◆ **JOB**: Search the material and gather each line with "document" in it.

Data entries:
-- begin --
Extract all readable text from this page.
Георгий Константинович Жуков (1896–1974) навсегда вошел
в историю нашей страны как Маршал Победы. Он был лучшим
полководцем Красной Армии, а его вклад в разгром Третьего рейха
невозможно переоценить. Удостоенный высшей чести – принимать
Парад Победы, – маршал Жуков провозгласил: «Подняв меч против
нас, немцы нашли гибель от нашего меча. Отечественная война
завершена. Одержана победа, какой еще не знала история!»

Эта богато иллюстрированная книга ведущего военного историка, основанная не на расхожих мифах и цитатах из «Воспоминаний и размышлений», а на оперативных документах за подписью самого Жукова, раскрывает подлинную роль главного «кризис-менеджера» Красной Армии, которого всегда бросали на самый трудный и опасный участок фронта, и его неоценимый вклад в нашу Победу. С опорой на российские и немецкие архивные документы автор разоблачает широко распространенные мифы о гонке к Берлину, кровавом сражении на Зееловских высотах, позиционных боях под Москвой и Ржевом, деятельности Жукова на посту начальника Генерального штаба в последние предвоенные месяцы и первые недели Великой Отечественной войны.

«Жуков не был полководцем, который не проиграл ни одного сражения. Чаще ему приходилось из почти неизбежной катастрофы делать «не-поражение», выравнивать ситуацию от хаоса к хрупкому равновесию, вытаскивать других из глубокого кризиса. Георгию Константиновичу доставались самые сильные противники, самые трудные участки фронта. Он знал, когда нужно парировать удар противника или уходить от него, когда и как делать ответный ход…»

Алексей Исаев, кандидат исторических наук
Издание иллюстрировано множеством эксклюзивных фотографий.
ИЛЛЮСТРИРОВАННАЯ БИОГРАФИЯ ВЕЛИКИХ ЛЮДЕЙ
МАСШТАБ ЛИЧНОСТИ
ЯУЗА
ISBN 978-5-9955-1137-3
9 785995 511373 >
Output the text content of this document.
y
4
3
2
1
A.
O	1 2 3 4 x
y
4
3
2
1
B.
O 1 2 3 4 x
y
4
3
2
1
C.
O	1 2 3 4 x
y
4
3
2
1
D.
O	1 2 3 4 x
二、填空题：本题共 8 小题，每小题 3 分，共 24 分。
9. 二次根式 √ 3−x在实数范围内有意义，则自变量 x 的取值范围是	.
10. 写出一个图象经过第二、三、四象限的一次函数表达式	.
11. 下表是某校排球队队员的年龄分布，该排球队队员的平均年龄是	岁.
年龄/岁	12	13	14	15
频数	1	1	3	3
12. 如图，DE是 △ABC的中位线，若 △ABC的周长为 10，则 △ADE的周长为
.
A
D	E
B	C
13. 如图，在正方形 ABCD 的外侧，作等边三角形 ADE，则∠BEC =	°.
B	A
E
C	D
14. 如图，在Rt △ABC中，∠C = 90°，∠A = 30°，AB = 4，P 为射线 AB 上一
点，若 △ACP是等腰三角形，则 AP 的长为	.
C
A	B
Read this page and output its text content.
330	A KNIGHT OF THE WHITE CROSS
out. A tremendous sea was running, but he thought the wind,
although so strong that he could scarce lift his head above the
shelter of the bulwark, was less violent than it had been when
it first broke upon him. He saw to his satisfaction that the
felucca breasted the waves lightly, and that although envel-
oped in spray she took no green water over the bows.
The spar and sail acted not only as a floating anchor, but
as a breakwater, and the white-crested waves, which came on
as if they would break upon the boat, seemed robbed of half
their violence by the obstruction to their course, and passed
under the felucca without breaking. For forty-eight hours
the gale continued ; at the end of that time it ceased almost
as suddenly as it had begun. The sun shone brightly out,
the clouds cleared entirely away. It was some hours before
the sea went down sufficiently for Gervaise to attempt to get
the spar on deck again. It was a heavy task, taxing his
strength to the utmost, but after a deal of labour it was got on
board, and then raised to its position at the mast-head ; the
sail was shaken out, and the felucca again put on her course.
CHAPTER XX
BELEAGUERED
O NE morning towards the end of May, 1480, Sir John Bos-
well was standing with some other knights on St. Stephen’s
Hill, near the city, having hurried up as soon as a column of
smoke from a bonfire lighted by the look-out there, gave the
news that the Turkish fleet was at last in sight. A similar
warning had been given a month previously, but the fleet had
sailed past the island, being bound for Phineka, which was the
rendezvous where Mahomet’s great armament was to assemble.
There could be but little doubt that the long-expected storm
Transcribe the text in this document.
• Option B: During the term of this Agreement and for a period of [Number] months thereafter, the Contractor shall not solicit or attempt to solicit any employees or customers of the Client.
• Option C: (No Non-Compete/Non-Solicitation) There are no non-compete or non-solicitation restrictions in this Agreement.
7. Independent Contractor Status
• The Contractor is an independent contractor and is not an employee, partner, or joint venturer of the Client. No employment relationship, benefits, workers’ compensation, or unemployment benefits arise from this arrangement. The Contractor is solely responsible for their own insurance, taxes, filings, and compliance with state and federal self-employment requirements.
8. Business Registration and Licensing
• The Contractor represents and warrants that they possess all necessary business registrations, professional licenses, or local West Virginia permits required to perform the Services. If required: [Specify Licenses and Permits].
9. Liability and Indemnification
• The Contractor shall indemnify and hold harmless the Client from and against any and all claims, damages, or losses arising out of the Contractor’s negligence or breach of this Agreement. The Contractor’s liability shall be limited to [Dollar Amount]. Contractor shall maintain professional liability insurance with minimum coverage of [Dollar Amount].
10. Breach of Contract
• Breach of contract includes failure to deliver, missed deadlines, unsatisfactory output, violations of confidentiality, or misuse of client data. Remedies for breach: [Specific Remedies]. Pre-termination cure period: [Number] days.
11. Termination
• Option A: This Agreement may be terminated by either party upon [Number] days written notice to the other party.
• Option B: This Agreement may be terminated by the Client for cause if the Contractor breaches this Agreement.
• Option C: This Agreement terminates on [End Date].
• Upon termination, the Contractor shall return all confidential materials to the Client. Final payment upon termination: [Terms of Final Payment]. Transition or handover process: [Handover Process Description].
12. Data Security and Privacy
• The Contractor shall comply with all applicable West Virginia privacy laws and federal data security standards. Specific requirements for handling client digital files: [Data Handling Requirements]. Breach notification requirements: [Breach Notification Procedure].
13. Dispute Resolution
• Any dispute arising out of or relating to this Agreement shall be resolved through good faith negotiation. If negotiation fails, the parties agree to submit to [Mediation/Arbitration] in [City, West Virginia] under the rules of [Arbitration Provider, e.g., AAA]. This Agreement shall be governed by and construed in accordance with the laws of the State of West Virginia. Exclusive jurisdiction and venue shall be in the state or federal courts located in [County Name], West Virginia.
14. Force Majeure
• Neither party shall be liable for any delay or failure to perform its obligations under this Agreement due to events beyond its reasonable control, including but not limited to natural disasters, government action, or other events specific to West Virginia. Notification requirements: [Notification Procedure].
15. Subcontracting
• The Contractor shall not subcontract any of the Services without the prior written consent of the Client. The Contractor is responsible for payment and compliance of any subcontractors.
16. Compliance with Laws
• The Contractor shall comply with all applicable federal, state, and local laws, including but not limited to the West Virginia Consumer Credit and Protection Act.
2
-- end --
◆ **ANSWER**:
Output the text content of this document.
Transcribe the text in this document.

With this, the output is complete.